### Task goal:
Write out the whole listing again, exactly as given.

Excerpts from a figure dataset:

»»

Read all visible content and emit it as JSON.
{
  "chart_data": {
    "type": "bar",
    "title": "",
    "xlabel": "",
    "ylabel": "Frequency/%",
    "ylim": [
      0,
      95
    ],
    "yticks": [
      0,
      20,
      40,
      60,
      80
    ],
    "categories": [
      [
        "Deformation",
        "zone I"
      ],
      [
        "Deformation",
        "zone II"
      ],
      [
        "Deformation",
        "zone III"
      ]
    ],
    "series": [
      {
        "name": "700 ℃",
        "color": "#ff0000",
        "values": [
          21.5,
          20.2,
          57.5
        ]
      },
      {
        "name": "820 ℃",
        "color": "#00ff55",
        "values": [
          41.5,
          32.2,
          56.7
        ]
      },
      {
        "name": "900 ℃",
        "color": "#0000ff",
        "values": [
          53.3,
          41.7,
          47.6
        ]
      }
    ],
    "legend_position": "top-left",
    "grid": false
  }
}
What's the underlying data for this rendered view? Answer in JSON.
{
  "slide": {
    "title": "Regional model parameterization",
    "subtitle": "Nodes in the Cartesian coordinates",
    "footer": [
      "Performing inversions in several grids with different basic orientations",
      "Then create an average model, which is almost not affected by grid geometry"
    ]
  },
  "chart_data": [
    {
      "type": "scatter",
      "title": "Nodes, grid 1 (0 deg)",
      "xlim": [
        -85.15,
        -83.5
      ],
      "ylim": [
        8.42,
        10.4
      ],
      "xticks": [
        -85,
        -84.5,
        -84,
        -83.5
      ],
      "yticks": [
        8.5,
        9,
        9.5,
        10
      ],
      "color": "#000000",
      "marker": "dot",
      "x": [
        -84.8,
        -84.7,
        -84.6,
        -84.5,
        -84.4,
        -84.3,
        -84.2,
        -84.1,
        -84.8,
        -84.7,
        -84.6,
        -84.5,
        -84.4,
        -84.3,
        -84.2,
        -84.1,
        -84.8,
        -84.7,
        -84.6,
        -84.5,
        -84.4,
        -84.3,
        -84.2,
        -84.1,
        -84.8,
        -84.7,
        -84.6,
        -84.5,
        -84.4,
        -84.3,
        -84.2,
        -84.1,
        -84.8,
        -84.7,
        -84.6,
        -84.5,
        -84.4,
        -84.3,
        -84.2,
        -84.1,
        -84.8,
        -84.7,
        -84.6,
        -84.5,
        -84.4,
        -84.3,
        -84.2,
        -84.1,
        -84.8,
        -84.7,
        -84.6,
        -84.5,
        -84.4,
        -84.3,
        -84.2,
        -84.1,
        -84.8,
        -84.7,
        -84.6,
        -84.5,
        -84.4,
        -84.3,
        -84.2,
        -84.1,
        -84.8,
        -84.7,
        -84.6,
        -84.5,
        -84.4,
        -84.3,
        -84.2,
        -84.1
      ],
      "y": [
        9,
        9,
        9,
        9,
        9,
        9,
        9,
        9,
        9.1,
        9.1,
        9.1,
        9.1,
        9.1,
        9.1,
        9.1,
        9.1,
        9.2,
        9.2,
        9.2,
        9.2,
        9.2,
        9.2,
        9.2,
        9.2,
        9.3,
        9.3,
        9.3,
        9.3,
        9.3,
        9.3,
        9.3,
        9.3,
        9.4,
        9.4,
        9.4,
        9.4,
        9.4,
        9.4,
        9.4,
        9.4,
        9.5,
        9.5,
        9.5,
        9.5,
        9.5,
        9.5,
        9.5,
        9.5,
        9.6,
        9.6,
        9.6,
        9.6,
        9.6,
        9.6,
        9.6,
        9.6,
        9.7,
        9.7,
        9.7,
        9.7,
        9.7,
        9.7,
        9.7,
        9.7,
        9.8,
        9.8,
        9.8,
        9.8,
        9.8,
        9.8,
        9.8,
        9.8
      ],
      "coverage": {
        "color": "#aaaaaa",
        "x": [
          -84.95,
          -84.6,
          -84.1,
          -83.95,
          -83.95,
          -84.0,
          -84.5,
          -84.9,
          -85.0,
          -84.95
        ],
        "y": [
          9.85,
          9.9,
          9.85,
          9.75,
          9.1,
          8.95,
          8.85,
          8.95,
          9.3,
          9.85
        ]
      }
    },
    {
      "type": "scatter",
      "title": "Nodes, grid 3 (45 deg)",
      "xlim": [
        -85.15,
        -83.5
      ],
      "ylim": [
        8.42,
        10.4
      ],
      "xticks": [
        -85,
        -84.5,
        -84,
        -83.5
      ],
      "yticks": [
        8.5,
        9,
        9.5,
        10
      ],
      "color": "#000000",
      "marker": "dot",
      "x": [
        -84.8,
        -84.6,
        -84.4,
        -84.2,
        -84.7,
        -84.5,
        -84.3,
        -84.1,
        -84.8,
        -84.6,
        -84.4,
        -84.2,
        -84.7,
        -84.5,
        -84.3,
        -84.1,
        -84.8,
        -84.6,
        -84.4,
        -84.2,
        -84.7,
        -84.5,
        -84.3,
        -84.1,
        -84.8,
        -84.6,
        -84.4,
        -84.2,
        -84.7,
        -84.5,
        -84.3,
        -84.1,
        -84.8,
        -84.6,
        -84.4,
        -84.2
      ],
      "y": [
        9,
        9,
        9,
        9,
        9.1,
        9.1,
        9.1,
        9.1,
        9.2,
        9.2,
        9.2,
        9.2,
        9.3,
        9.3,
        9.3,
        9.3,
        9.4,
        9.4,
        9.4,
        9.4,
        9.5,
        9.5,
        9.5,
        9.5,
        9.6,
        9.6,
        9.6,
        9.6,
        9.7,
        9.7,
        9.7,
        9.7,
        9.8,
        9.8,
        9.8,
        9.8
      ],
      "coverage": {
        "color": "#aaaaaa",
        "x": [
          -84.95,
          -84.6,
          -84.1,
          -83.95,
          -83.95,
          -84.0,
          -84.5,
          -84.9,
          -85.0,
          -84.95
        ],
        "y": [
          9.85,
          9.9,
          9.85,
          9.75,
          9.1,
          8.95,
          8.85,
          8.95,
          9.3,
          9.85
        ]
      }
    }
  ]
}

««

### Answer for this exercise:
Read all visible content and emit it as JSON.
{
  "chart_data": {
    "type": "bar",
    "title": "",
    "xlabel": "",
    "ylabel": "Frequency/%",
    "ylim": [
      0,
      95
    ],
    "yticks": [
      0,
      20,
      40,
      60,
      80
    ],
    "categories": [
      [
        "Deformation",
        "zone I"
      ],
      [
        "Deformation",
        "zone II"
      ],
      [
        "Deformation",
        "zone III"
      ]
    ],
    "series": [
      {
        "name": "700 ℃",
        "color": "#ff0000",
        "values": [
          21.5,
          20.2,
          57.5
        ]
      },
      {
        "name": "820 ℃",
        "color": "#00ff55",
        "values": [
          41.5,
          32.2,
          56.7
        ]
      },
      {
        "name": "900 ℃",
        "color": "#0000ff",
        "values": [
          53.3,
          41.7,
          47.6
        ]
      }
    ],
    "legend_position": "top-left",
    "grid": false
  }
}
What's the underlying data for this rendered view? Answer in JSON.
{
  "slide": {
    "title": "Regional model parameterization",
    "subtitle": "Nodes in the Cartesian coordinates",
    "footer": [
      "Performing inversions in several grids with different basic orientations",
      "Then create an average model, which is almost not affected by grid geometry"
    ]
  },
  "chart_data": [
    {
      "type": "scatter",
      "title": "Nodes, grid 1 (0 deg)",
      "xlim": [
        -85.15,
        -83.5
      ],
      "ylim": [
        8.42,
        10.4
      ],
      "xticks": [
        -85,
        -84.5,
        -84,
        -83.5
      ],
      "yticks": [
        8.5,
        9,
        9.5,
        10
      ],
      "color": "#000000",
      "marker": "dot",
      "x": [
        -84.8,
        -84.7,
        -84.6,
        -84.5,
        -84.4,
        -84.3,
        -84.2,
        -84.1,
        -84.8,
        -84.7,
        -84.6,
        -84.5,
        -84.4,
        -84.3,
        -84.2,
        -84.1,
        -84.8,
        -84.7,
        -84.6,
        -84.5,
        -84.4,
        -84.3,
        -84.2,
        -84.1,
        -84.8,
        -84.7,
        -84.6,
        -84.5,
        -84.4,
        -84.3,
        -84.2,
        -84.1,
        -84.8,
        -84.7,
        -84.6,
        -84.5,
        -84.4,
        -84.3,
        -84.2,
        -84.1,
        -84.8,
        -84.7,
        -84.6,
        -84.5,
        -84.4,
        -84.3,
        -84.2,
        -84.1,
        -84.8,
        -84.7,
        -84.6,
        -84.5,
        -84.4,
        -84.3,
        -84.2,
        -84.1,
        -84.8,
        -84.7,
        -84.6,
        -84.5,
        -84.4,
        -84.3,
        -84.2,
        -84.1,
        -84.8,
        -84.7,
        -84.6,
        -84.5,
        -84.4,
        -84.3,
        -84.2,
        -84.1
      ],
      "y": [
        9,
        9,
        9,
        9,
        9,
        9,
        9,
        9,
        9.1,
        9.1,
        9.1,
        9.1,
        9.1,
        9.1,
        9.1,
        9.1,
        9.2,
        9.2,
        9.2,
        9.2,
        9.2,
        9.2,
        9.2,
        9.2,
        9.3,
        9.3,
        9.3,
        9.3,
        9.3,
        9.3,
        9.3,
        9.3,
        9.4,
        9.4,
        9.4,
        9.4,
        9.4,
        9.4,
        9.4,
        9.4,
        9.5,
        9.5,
        9.5,
        9.5,
        9.5,
        9.5,
        9.5,
        9.5,
        9.6,
        9.6,
        9.6,
        9.6,
        9.6,
        9.6,
        9.6,
        9.6,
        9.7,
        9.7,
        9.7,
        9.7,
        9.7,
        9.7,
        9.7,
        9.7,
        9.8,
        9.8,
        9.8,
        9.8,
        9.8,
        9.8,
        9.8,
        9.8
      ],
      "coverage": {
        "color": "#aaaaaa",
        "x": [
          -84.95,
          -84.6,
          -84.1,
          -83.95,
          -83.95,
          -84.0,
          -84.5,
          -84.9,
          -85.0,
          -84.95
        ],
        "y": [
          9.85,
          9.9,
          9.85,
          9.75,
          9.1,
          8.95,
          8.85,
          8.95,
          9.3,
          9.85
        ]
      }
    },
    {
      "type": "scatter",
      "title": "Nodes, grid 3 (45 deg)",
      "xlim": [
        -85.15,
        -83.5
      ],
      "ylim": [
        8.42,
        10.4
      ],
      "xticks": [
        -85,
        -84.5,
        -84,
        -83.5
      ],
      "yticks": [
        8.5,
        9,
        9.5,
        10
      ],
      "color": "#000000",
      "marker": "dot",
      "x": [
        -84.8,
        -84.6,
        -84.4,
        -84.2,
        -84.7,
        -84.5,
        -84.3,
        -84.1,
        -84.8,
        -84.6,
        -84.4,
        -84.2,
        -84.7,
        -84.5,
        -84.3,
        -84.1,
        -84.8,
        -84.6,
        -84.4,
        -84.2,
        -84.7,
        -84.5,
        -84.3,
        -84.1,
        -84.8,
        -84.6,
        -84.4,
        -84.2,
        -84.7,
        -84.5,
        -84.3,
        -84.1,
        -84.8,
        -84.6,
        -84.4,
        -84.2
      ],
      "y": [
        9,
        9,
        9,
        9,
        9.1,
        9.1,
        9.1,
        9.1,
        9.2,
        9.2,
        9.2,
        9.2,
        9.3,
        9.3,
        9.3,
        9.3,
        9.4,
        9.4,
        9.4,
        9.4,
        9.5,
        9.5,
        9.5,
        9.5,
        9.6,
        9.6,
        9.6,
        9.6,
        9.7,
        9.7,
        9.7,
        9.7,
        9.8,
        9.8,
        9.8,
        9.8
      ],
      "coverage": {
        "color": "#aaaaaa",
        "x": [
          -84.95,
          -84.6,
          -84.1,
          -83.95,
          -83.95,
          -84.0,
          -84.5,
          -84.9,
          -85.0,
          -84.95
        ],
        "y": [
          9.85,
          9.9,
          9.85,
          9.75,
          9.1,
          8.95,
          8.85,
          8.95,
          9.3,
          9.85
        ]
      }
    }
  ]
}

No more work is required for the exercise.